**What the exercise asks:**
Copy the records verbatim, from the line containing "Find all labels, buttons, inputs, and" up to and including the line containing "noise-blob: [103, 32, 109, 42]".
= = = =
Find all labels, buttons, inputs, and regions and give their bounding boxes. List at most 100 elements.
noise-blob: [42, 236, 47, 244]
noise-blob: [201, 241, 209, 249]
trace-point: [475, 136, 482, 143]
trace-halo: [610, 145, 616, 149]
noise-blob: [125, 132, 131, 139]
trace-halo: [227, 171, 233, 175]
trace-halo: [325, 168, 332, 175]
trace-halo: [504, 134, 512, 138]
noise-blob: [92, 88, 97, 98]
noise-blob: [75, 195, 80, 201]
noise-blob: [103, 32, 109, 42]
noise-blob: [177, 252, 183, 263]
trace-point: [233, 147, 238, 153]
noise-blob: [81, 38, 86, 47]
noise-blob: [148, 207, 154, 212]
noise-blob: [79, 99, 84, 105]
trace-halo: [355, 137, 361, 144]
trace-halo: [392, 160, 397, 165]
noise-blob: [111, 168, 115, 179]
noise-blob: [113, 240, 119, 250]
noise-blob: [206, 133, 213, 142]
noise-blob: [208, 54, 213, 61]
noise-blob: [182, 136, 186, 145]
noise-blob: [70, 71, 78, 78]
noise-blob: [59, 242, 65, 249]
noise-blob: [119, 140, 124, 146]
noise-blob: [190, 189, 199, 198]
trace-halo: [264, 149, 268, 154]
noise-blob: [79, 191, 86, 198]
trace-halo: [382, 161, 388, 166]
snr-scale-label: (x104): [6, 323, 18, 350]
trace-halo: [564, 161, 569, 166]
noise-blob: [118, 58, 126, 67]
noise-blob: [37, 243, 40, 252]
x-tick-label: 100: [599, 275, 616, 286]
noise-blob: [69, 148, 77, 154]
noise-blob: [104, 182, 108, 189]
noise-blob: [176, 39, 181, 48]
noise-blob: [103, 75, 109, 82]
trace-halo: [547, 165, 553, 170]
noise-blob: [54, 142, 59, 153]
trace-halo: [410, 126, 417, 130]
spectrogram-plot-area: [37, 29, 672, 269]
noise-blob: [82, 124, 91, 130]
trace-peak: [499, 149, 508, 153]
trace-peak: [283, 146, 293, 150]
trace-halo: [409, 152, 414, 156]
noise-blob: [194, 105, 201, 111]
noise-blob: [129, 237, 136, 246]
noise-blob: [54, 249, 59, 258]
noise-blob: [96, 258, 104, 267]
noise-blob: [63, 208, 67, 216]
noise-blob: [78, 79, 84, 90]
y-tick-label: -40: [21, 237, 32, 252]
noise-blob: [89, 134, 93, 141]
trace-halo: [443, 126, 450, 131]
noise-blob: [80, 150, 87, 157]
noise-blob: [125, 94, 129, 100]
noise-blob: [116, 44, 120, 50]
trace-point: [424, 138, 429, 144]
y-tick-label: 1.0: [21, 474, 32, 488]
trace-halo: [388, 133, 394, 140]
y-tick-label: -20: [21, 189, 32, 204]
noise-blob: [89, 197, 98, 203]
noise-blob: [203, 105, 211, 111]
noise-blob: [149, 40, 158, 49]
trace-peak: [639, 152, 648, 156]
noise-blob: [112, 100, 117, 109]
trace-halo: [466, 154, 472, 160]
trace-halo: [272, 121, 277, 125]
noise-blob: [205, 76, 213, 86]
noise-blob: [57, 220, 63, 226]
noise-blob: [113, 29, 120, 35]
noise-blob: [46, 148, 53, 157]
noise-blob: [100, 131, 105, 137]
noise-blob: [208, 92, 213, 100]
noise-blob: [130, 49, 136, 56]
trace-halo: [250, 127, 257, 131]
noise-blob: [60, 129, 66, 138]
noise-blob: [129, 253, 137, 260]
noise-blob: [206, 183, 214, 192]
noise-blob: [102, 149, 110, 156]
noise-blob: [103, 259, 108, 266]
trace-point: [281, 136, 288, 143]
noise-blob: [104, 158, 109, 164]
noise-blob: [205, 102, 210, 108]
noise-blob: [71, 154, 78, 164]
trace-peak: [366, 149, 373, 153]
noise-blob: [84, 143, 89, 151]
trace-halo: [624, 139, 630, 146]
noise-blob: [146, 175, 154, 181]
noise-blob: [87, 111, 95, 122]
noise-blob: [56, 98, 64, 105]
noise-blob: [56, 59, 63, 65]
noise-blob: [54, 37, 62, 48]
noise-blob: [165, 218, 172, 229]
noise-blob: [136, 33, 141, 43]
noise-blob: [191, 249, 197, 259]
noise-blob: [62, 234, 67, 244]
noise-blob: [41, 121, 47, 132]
= = = =
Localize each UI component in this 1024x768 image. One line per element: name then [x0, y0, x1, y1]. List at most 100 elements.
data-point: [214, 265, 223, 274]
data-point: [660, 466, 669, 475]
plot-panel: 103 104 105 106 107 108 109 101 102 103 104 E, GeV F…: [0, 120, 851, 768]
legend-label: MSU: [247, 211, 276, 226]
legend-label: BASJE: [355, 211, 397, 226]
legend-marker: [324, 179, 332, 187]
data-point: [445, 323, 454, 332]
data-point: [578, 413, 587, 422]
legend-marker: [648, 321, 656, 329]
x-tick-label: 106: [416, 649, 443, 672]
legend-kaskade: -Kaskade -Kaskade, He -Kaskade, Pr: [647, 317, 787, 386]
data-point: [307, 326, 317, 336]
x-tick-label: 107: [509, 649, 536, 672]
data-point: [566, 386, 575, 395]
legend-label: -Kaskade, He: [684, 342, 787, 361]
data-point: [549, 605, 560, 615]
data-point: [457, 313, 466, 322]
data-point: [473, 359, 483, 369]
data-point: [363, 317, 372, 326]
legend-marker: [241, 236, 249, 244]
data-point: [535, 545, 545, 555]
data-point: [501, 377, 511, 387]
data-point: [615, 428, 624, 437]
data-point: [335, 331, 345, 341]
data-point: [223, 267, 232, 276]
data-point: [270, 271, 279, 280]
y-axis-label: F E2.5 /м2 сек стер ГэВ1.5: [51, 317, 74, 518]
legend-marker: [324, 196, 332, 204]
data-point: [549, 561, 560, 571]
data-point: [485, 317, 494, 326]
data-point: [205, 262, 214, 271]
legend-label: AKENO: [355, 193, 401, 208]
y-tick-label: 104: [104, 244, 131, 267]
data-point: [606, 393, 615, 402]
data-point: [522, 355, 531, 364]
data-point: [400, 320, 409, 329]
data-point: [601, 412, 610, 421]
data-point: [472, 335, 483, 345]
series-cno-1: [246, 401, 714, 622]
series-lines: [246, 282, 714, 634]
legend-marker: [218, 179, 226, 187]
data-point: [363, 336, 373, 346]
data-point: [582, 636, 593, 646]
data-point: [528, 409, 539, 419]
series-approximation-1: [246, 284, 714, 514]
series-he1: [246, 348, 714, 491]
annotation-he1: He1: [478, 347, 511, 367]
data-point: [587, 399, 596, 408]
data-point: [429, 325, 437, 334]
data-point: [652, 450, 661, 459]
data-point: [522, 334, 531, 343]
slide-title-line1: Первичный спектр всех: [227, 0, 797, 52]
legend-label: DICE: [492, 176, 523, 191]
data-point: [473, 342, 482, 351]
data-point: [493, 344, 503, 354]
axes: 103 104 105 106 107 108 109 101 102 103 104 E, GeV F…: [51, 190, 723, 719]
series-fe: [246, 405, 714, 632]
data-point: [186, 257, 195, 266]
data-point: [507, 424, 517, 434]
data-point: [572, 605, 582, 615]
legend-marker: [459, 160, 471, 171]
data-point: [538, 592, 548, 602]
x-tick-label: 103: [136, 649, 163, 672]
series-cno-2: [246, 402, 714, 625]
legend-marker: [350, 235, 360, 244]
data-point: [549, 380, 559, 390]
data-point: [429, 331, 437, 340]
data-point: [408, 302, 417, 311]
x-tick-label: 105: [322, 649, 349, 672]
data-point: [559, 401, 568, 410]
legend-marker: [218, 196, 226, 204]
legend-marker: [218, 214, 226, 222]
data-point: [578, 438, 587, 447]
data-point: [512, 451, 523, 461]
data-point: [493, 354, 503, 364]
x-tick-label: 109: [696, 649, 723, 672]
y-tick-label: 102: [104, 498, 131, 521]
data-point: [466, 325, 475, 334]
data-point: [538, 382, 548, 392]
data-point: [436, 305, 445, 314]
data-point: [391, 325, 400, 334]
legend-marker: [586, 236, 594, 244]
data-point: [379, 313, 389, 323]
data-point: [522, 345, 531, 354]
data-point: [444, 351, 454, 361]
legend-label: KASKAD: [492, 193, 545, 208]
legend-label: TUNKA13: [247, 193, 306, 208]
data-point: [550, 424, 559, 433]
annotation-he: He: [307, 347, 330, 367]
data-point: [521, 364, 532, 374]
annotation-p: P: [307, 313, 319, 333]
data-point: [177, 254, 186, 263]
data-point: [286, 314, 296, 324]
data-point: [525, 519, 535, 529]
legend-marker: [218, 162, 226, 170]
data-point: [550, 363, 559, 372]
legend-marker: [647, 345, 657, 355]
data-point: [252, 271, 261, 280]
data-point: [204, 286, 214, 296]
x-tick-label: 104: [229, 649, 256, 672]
= = = =
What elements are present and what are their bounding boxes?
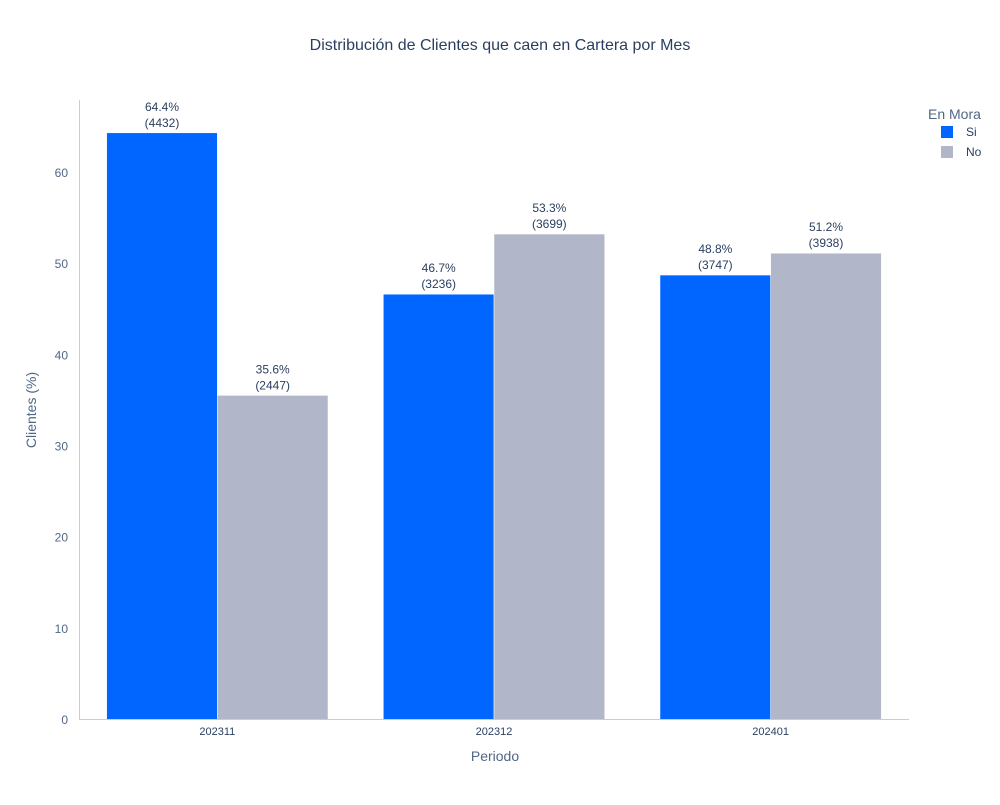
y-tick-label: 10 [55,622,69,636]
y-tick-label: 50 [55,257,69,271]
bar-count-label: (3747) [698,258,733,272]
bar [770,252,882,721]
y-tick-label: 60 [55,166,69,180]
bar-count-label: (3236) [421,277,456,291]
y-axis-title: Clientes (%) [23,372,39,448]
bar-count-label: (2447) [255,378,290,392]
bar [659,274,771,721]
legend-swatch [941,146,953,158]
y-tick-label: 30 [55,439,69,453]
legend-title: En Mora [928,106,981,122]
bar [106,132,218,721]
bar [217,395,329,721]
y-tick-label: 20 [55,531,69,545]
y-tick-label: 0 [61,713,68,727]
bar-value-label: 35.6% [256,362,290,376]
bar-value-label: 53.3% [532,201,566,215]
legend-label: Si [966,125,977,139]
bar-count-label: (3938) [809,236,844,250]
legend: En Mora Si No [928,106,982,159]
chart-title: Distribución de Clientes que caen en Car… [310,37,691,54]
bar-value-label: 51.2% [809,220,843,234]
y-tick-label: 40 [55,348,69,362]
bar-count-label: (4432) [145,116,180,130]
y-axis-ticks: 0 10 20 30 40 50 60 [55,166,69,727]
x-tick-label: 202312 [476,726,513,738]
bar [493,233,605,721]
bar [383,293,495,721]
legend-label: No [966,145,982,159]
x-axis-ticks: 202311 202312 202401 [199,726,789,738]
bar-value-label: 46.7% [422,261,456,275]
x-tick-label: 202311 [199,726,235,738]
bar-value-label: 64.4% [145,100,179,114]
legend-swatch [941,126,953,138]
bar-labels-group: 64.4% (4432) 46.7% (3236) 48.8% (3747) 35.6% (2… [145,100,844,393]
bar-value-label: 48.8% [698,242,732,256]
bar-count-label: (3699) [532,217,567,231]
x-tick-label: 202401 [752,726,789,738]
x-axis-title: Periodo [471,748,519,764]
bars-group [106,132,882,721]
= = = =
**Solution to the problem:**
Find all labels, buttons, inputs, and regions and give their bounding boxes. List at most 100 elements.
noise-blob: [42, 236, 47, 244]
noise-blob: [201, 241, 209, 249]
trace-point: [475, 136, 482, 143]
trace-halo: [610, 145, 616, 149]
noise-blob: [125, 132, 131, 139]
trace-halo: [227, 171, 233, 175]
trace-halo: [325, 168, 332, 175]
trace-halo: [504, 134, 512, 138]
noise-blob: [92, 88, 97, 98]
noise-blob: [75, 195, 80, 201]
noise-blob: [103, 32, 109, 42]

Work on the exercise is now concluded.